(THE REQUEST)
Gather each line of the entries below that includes "Contrato".

(ITEMS)

|---|

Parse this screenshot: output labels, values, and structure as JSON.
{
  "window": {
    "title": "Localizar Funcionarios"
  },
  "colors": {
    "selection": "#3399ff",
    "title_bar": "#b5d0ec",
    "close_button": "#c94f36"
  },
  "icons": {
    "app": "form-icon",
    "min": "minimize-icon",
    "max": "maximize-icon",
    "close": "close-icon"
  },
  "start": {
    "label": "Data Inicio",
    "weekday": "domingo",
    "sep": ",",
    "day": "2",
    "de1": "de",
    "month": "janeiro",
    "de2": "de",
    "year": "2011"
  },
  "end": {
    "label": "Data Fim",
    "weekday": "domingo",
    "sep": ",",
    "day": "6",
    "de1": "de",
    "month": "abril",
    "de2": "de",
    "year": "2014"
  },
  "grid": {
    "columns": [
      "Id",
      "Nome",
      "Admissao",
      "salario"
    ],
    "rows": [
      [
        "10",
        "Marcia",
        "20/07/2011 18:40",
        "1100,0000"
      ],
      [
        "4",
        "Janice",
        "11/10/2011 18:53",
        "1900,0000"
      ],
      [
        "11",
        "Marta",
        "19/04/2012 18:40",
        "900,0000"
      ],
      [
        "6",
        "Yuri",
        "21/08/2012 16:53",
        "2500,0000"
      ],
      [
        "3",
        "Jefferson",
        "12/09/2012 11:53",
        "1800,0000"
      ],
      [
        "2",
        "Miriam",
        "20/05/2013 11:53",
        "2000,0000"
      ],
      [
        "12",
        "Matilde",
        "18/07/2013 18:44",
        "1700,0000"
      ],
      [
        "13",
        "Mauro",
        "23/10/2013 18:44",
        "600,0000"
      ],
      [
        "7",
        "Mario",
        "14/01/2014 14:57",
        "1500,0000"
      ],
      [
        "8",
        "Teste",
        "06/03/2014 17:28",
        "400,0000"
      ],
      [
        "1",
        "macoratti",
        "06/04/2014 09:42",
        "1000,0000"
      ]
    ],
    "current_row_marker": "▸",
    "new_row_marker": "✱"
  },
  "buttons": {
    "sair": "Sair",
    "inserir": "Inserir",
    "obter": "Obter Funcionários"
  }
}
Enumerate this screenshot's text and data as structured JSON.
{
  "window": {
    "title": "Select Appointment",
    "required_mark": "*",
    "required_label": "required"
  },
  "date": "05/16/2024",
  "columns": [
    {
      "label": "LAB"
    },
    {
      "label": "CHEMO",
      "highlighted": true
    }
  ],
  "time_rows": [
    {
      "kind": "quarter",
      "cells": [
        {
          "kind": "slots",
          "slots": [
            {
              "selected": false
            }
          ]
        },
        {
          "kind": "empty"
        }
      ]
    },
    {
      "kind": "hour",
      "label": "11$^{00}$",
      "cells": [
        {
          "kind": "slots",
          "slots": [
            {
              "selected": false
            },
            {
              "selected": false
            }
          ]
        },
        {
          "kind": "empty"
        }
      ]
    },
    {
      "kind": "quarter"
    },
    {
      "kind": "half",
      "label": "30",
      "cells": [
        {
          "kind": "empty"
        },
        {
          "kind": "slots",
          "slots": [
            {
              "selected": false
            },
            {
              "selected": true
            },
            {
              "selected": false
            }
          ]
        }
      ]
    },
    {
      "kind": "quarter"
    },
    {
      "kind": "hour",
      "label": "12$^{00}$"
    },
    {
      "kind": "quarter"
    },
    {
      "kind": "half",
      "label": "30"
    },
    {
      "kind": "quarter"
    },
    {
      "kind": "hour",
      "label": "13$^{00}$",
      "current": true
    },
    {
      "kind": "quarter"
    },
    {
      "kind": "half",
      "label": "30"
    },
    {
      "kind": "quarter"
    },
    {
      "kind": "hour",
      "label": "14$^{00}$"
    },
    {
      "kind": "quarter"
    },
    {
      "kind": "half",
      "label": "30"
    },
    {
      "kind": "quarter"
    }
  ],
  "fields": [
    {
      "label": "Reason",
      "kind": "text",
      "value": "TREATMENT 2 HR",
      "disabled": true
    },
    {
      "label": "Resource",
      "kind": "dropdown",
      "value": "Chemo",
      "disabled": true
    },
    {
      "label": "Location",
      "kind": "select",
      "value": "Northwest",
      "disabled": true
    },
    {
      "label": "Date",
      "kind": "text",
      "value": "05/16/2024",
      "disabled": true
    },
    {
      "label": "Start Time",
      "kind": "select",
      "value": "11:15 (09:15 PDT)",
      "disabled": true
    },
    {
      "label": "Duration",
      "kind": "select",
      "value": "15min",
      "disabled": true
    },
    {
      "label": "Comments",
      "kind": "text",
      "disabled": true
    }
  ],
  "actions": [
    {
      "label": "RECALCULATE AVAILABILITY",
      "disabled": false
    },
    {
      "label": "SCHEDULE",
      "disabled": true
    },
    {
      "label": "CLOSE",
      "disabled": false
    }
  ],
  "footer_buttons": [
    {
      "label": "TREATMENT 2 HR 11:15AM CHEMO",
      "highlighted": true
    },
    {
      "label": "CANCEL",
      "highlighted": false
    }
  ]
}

|---|

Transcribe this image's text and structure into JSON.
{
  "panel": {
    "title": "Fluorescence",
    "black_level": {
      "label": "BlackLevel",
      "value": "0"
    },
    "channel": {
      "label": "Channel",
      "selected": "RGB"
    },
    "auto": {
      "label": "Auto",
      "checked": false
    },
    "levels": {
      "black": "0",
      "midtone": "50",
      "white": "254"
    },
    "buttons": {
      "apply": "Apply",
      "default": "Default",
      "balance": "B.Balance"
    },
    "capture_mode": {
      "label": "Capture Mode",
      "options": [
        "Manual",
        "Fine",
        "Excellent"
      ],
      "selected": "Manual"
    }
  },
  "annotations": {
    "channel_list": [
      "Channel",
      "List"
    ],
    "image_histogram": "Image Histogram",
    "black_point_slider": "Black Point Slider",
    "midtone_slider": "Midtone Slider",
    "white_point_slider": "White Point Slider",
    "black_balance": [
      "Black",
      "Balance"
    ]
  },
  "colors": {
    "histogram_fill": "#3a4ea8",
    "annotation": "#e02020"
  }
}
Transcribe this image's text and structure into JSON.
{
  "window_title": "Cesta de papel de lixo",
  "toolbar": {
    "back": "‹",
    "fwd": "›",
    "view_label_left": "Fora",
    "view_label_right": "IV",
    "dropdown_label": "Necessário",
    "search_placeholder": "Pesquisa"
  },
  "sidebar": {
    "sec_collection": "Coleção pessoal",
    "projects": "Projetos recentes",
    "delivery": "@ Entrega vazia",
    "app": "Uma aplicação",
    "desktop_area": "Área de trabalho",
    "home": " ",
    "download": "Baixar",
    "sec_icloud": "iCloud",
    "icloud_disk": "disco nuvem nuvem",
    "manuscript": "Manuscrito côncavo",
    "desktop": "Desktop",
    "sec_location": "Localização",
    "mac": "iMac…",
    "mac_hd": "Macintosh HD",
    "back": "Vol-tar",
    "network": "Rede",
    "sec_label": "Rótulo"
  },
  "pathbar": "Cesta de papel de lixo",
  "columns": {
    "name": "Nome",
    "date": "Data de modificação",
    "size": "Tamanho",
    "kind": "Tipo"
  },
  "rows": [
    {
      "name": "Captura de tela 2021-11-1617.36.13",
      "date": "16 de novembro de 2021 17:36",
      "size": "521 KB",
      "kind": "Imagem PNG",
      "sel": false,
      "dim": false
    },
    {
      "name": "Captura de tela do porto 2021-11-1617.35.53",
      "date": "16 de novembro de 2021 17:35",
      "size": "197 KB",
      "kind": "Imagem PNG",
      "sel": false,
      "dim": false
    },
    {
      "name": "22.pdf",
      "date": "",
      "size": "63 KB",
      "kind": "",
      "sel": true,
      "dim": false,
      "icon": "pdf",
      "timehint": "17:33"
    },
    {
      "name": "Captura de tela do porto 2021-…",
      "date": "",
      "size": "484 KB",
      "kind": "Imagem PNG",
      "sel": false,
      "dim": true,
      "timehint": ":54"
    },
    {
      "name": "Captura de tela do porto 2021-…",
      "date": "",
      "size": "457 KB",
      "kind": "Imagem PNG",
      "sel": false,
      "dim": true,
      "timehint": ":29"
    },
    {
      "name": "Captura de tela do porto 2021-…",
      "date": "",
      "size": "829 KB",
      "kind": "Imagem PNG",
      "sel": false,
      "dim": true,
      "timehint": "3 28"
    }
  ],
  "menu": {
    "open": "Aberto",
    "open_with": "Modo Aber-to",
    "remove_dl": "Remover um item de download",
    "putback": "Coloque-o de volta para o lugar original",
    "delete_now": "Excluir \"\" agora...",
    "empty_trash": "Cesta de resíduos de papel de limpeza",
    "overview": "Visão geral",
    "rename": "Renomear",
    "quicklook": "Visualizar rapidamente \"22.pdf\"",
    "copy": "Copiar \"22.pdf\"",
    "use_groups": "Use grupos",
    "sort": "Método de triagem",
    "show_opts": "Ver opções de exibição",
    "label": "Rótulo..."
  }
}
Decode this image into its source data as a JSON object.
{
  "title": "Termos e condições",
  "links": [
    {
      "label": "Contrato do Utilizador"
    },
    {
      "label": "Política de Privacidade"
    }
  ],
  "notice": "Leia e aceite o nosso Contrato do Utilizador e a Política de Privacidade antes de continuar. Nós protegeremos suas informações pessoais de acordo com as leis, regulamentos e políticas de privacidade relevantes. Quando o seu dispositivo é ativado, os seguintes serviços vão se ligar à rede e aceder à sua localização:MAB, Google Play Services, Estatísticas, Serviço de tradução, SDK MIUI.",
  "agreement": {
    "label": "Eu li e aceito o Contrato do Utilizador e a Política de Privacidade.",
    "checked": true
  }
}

|---|

(SOLUTION FOR THIS TASK)
      "label": "Contrato do Utilizador"
  "notice": "Leia e aceite o nosso Contrato do Utilizador e a Política de Privacidade antes de continuar. Nós protegeremos suas informações pessoais de acordo com as leis, regulamentos e políticas de privacidade relevantes. Quando o seu dispositivo é ativado, os seguintes serviços vão se ligar à rede e aceder à sua localização:MAB, Google Play Services, Estatísticas, Serviço de tradução, SDK MIUI.",
    "label": "Eu li e aceito o Contrato do Utilizador e a Política de Privacidade.",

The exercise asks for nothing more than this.